• Set task: Please give the entries again in full and exactly, without any picture.

• Source records:
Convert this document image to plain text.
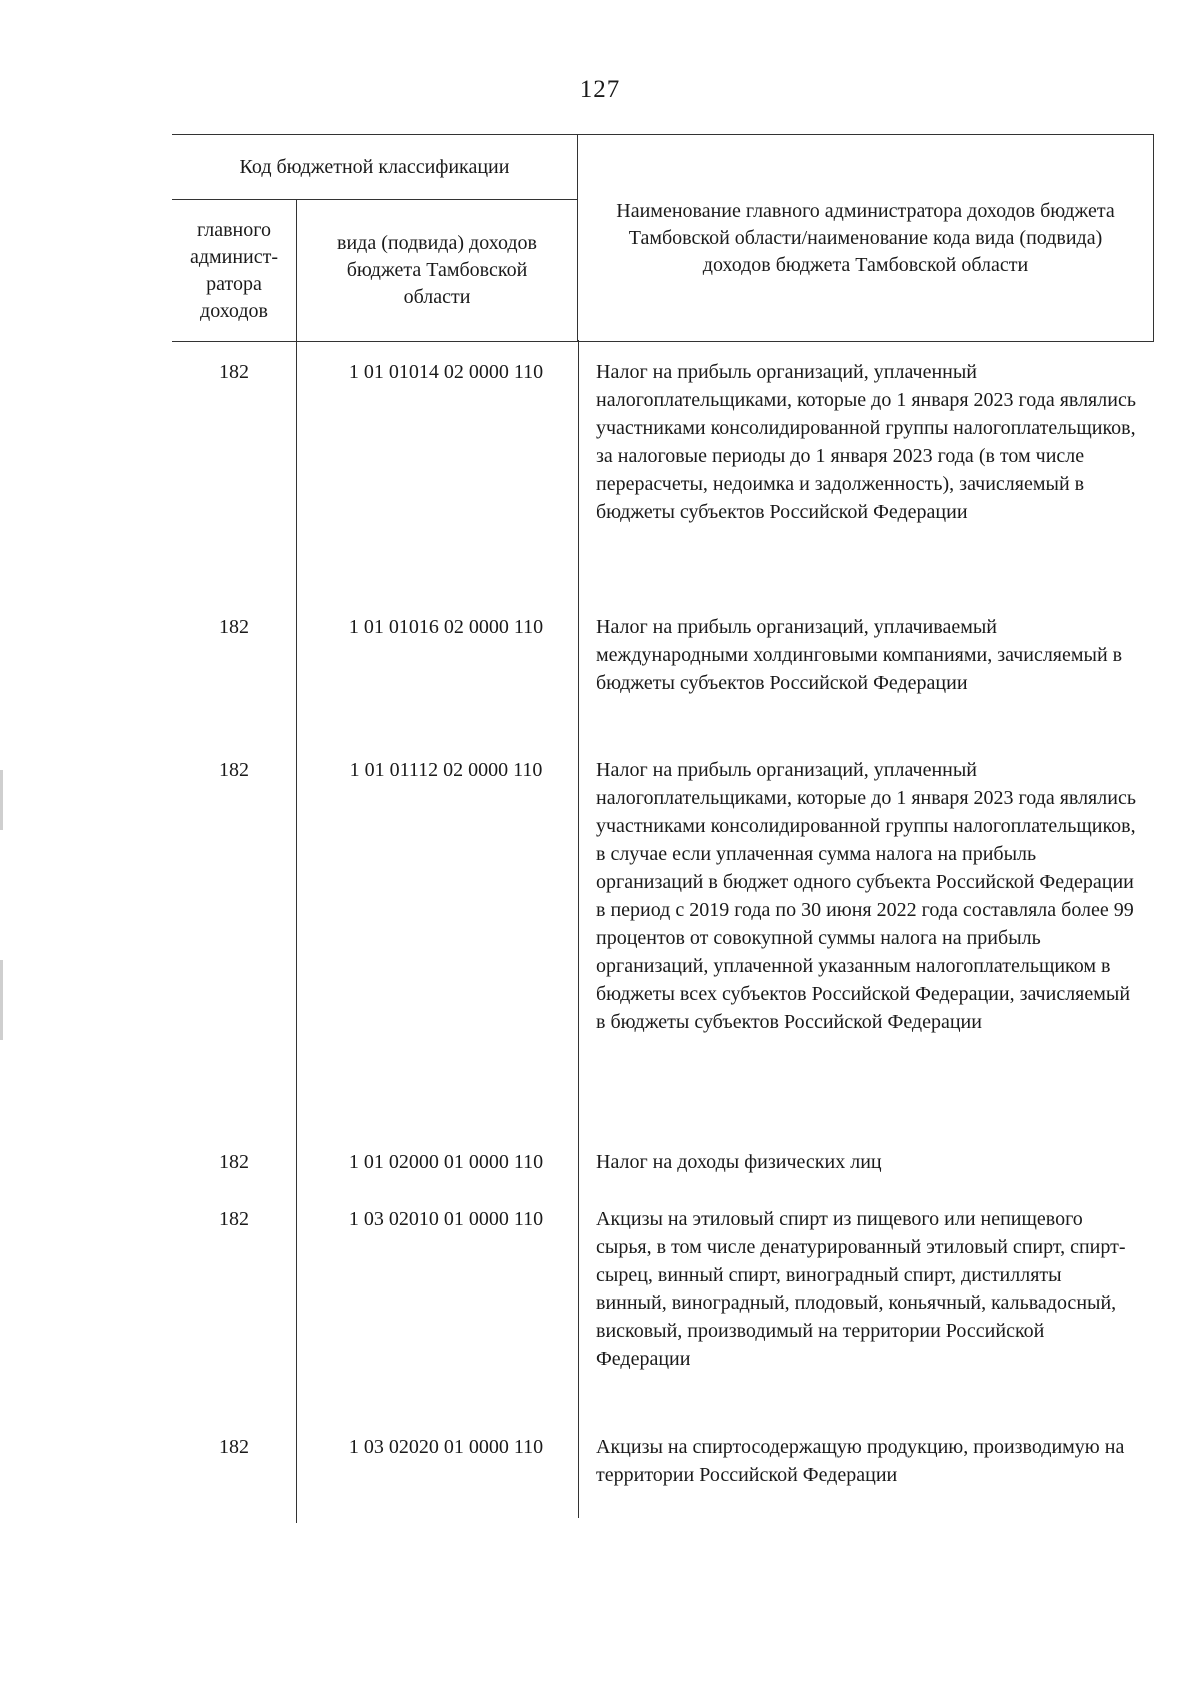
127
Код бюджетной классификации
главного админист-ратора доходов
вида (подвида) доходов бюджета Тамбовской области
Наименование главного администратора доходов бюджета Тамбовской области/наименование кода вида (подвида) доходов бюджета Тамбовской области
182	1 01 01014 02 0000 110	Налог на прибыль организаций, уплаченный налогоплательщиками, которые до 1 января 2023 года являлись участниками консолидированной группы налогоплательщиков, за налоговые периоды до 1 января 2023 года (в том числе перерасчеты, недоимка и задолженность), зачисляемый в бюджеты субъектов Российской Федерации
182	1 01 01016 02 0000 110	Налог на прибыль организаций, уплачиваемый международными холдинговыми компаниями, зачисляемый в бюджеты субъектов Российской Федерации
182	1 01 01112 02 0000 110	Налог на прибыль организаций, уплаченный налогоплательщиками, которые до 1 января 2023 года являлись участниками консолидированной группы налогоплательщиков, в случае если уплаченная сумма налога на прибыль организаций в бюджет одного субъекта Российской Федерации в период с 2019 года по 30 июня 2022 года составляла более 99 процентов от совокупной суммы налога на прибыль организаций, уплаченной указанным налогоплательщиком в бюджеты всех субъектов Российской Федерации, зачисляемый в бюджеты субъектов Российской Федерации
182	1 01 02000 01 0000 110	Налог на доходы физических лиц
182	1 03 02010 01 0000 110	Акцизы на этиловый спирт из пищевого или непищевого сырья, в том числе денатурированный этиловый спирт, спирт-сырец, винный спирт, виноградный спирт, дистилляты винный, виноградный, плодовый, коньячный, кальвадосный, висковый, производимый на территории Российской Федерации
182	1 03 02020 01 0000 110	Акцизы на спиртосодержащую продукцию, производимую на территории Российской Федерации
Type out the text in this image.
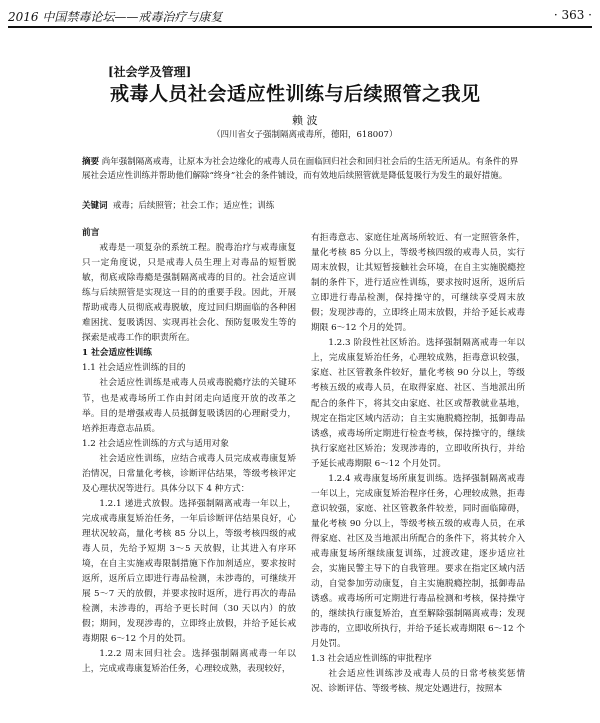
2016 中国禁毒论坛——戒毒治疗与康复	· 363 ·
[社会学及管理]
戒毒人员社会适应性训练与后续照管之我见
赖 波
（四川省女子强制隔离戒毒所，德阳，618007）
摘要 尚年强制隔离戒毒，让原本为社会边缘化的戒毒人员在面临回归社会和回归社会后的生活无所适从。有条件的界展社会适应性训练并帮助他们解除“终身”社会的条件铺设，而有效地后续照管就是降低复吸行为发生的最好措施。
关键词 戒毒；后续照管；社会工作；适应性；训练

前言

戒毒是一项复杂的系统工程。脱毒治疗与戒毒康复只一定角度说，只是戒毒人员生理上对毒品的短暂脱敏，彻底戒除毒瘾是强制隔离戒毒的目的。社会适应训练与后续照管是实现这一目的的重要手段。因此，开展帮助戒毒人员彻底戒毒脱敏，度过回归期面临的各种困难困扰、复吸诱因、实现再社会化、预防复吸发生等的探索是戒毒工作的职责所在。

1 社会适应性训练

1.1 社会适应性训练的目的

社会适应性训练是戒毒人员戒毒脱瘾疗法的关键环节，也是戒毒场所工作由封闭走向适度开放的改革之举。目的是增强戒毒人员抵御复吸诱因的心理耐受力，培养拒毒意志品质。

1.2 社会适应性训练的方式与适用对象

社会适应性训练，应结合戒毒人员完成戒毒康复矫治情况，日常量化考核，诊断评估结果，等级考核评定及心理状况等进行。具体分以下 4 种方式：

1.2.1 递进式放假。选择强制隔离戒毒一年以上，完成戒毒康复矫治任务，一年后诊断评估结果良好，心理状况较高，量化考核 85 分以上，等级考核四级的戒毒人员，先给予短期 3～5 天放假，让其进入有序环境，在自主实施戒毒限制措施下作加剂适应，要求按时返所，返所后立即进行毒品检测，未涉毒的，可继续开展 5～7 天的放假，并要求按时返所，进行再次的毒品检测，未涉毒的，再给予更长时间（30 天以内）的放假；期间，发现涉毒的，立即终止放假，并给予延长戒毒期限 6～12 个月的处罚。

1.2.2 周末回归社会。选择强制隔离戒毒一年以上，完成戒毒康复矫治任务，心理较成熟，表现较好，

有拒毒意志、家庭住址离场所较近、有一定照管条件，量化考核 85 分以上，等级考核四级的戒毒人员，实行周末放假，让其短暂接触社会环境，在自主实施脱瘾控制的条件下，进行适应性训练，要求按时返所，返所后立即进行毒品检测，保持操守的，可继续享受周末放假；发现涉毒的，立即终止周末放假，并给予延长戒毒期限 6～12 个月的处罚。

1.2.3 阶段性社区矫治。选择强制隔离戒毒一年以上，完成康复矫治任务，心理较成熟，拒毒意识较强，家庭、社区管教条件较好，量化考核 90 分以上，等级考核五级的戒毒人员，在取得家庭、社区、当地派出所配合的条件下，将其交由家庭、社区或帮教就业基地，规定在指定区域内活动；自主实施脱瘾控制，抵御毒品诱惑，戒毒场所定期进行检查考核，保持操守的，继续执行家庭社区矫治；发现涉毒的，立即收所执行，并给予延长戒毒期限 6～12 个月处罚。

1.2.4 戒毒康复场所康复训练。选择强制隔离戒毒一年以上，完成康复矫治程序任务，心理较成熟，拒毒意识较强，家庭、社区管教条件较差，同时面临障碍，量化考核 90 分以上，等级考核五级的戒毒人员，在承得家庭、社区及当地派出所配合的条件下，将其转介入戒毒康复场所继续康复训练，过渡改建，逐步适应社会，实施民警主导下的自我管理。要求在指定区域内活动，自觉参加劳动康复，自主实施脱瘾控制，抵御毒品诱惑。戒毒场所可定期进行毒品检测和考核，保持操守的，继续执行康复矫治，直至解除强制隔离戒毒；发现涉毒的，立即收所执行，并给予延长戒毒期限 6～12 个月处罚。

1.3 社会适应性训练的审批程序

社会适应性训练涉及戒毒人员的日常考核奖惩情况、诊断评估、等级考核、规定处遇进行，按照本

• Result of the task:
Convert this document image to plain text.
127
Код бюджетной классификации
главного админист-ратора доходов
вида (подвида) доходов бюджета Тамбовской области
Наименование главного администратора доходов бюджета Тамбовской области/наименование кода вида (подвида) доходов бюджета Тамбовской области
182	1 01 01014 02 0000 110	Налог на прибыль организаций, уплаченный налогоплательщиками, которые до 1 января 2023 года являлись участниками консолидированной группы налогоплательщиков, за налоговые периоды до 1 января 2023 года (в том числе перерасчеты, недоимка и задолженность), зачисляемый в бюджеты субъектов Российской Федерации
182	1 01 01016 02 0000 110	Налог на прибыль организаций, уплачиваемый международными холдинговыми компаниями, зачисляемый в бюджеты субъектов Российской Федерации
182	1 01 01112 02 0000 110	Налог на прибыль организаций, уплаченный налогоплательщиками, которые до 1 января 2023 года являлись участниками консолидированной группы налогоплательщиков, в случае если уплаченная сумма налога на прибыль организаций в бюджет одного субъекта Российской Федерации в период с 2019 года по 30 июня 2022 года составляла более 99 процентов от совокупной суммы налога на прибыль организаций, уплаченной указанным налогоплательщиком в бюджеты всех субъектов Российской Федерации, зачисляемый в бюджеты субъектов Российской Федерации
182	1 01 02000 01 0000 110	Налог на доходы физических лиц
182	1 03 02010 01 0000 110	Акцизы на этиловый спирт из пищевого или непищевого сырья, в том числе денатурированный этиловый спирт, спирт-сырец, винный спирт, виноградный спирт, дистилляты винный, виноградный, плодовый, коньячный, кальвадосный, висковый, производимый на территории Российской Федерации
182	1 03 02020 01 0000 110	Акцизы на спиртосодержащую продукцию, производимую на территории Российской Федерации
Type out the text in this image.
2016 中国禁毒论坛——戒毒治疗与康复	· 363 ·
[社会学及管理]
戒毒人员社会适应性训练与后续照管之我见
赖 波
（四川省女子强制隔离戒毒所，德阳，618007）
摘要 尚年强制隔离戒毒，让原本为社会边缘化的戒毒人员在面临回归社会和回归社会后的生活无所适从。有条件的界展社会适应性训练并帮助他们解除“终身”社会的条件铺设，而有效地后续照管就是降低复吸行为发生的最好措施。
关键词 戒毒；后续照管；社会工作；适应性；训练

前言

戒毒是一项复杂的系统工程。脱毒治疗与戒毒康复只一定角度说，只是戒毒人员生理上对毒品的短暂脱敏，彻底戒除毒瘾是强制隔离戒毒的目的。社会适应训练与后续照管是实现这一目的的重要手段。因此，开展帮助戒毒人员彻底戒毒脱敏，度过回归期面临的各种困难困扰、复吸诱因、实现再社会化、预防复吸发生等的探索是戒毒工作的职责所在。

1 社会适应性训练

1.1 社会适应性训练的目的

社会适应性训练是戒毒人员戒毒脱瘾疗法的关键环节，也是戒毒场所工作由封闭走向适度开放的改革之举。目的是增强戒毒人员抵御复吸诱因的心理耐受力，培养拒毒意志品质。

1.2 社会适应性训练的方式与适用对象

社会适应性训练，应结合戒毒人员完成戒毒康复矫治情况，日常量化考核，诊断评估结果，等级考核评定及心理状况等进行。具体分以下 4 种方式：

1.2.1 递进式放假。选择强制隔离戒毒一年以上，完成戒毒康复矫治任务，一年后诊断评估结果良好，心理状况较高，量化考核 85 分以上，等级考核四级的戒毒人员，先给予短期 3～5 天放假，让其进入有序环境，在自主实施戒毒限制措施下作加剂适应，要求按时返所，返所后立即进行毒品检测，未涉毒的，可继续开展 5～7 天的放假，并要求按时返所，进行再次的毒品检测，未涉毒的，再给予更长时间（30 天以内）的放假；期间，发现涉毒的，立即终止放假，并给予延长戒毒期限 6～12 个月的处罚。

1.2.2 周末回归社会。选择强制隔离戒毒一年以上，完成戒毒康复矫治任务，心理较成熟，表现较好，

有拒毒意志、家庭住址离场所较近、有一定照管条件，量化考核 85 分以上，等级考核四级的戒毒人员，实行周末放假，让其短暂接触社会环境，在自主实施脱瘾控制的条件下，进行适应性训练，要求按时返所，返所后立即进行毒品检测，保持操守的，可继续享受周末放假；发现涉毒的，立即终止周末放假，并给予延长戒毒期限 6～12 个月的处罚。

1.2.3 阶段性社区矫治。选择强制隔离戒毒一年以上，完成康复矫治任务，心理较成熟，拒毒意识较强，家庭、社区管教条件较好，量化考核 90 分以上，等级考核五级的戒毒人员，在取得家庭、社区、当地派出所配合的条件下，将其交由家庭、社区或帮教就业基地，规定在指定区域内活动；自主实施脱瘾控制，抵御毒品诱惑，戒毒场所定期进行检查考核，保持操守的，继续执行家庭社区矫治；发现涉毒的，立即收所执行，并给予延长戒毒期限 6～12 个月处罚。

1.2.4 戒毒康复场所康复训练。选择强制隔离戒毒一年以上，完成康复矫治程序任务，心理较成熟，拒毒意识较强，家庭、社区管教条件较差，同时面临障碍，量化考核 90 分以上，等级考核五级的戒毒人员，在承得家庭、社区及当地派出所配合的条件下，将其转介入戒毒康复场所继续康复训练，过渡改建，逐步适应社会，实施民警主导下的自我管理。要求在指定区域内活动，自觉参加劳动康复，自主实施脱瘾控制，抵御毒品诱惑。戒毒场所可定期进行毒品检测和考核，保持操守的，继续执行康复矫治，直至解除强制隔离戒毒；发现涉毒的，立即收所执行，并给予延长戒毒期限 6～12 个月处罚。

1.3 社会适应性训练的审批程序

社会适应性训练涉及戒毒人员的日常考核奖惩情况、诊断评估、等级考核、规定处遇进行，按照本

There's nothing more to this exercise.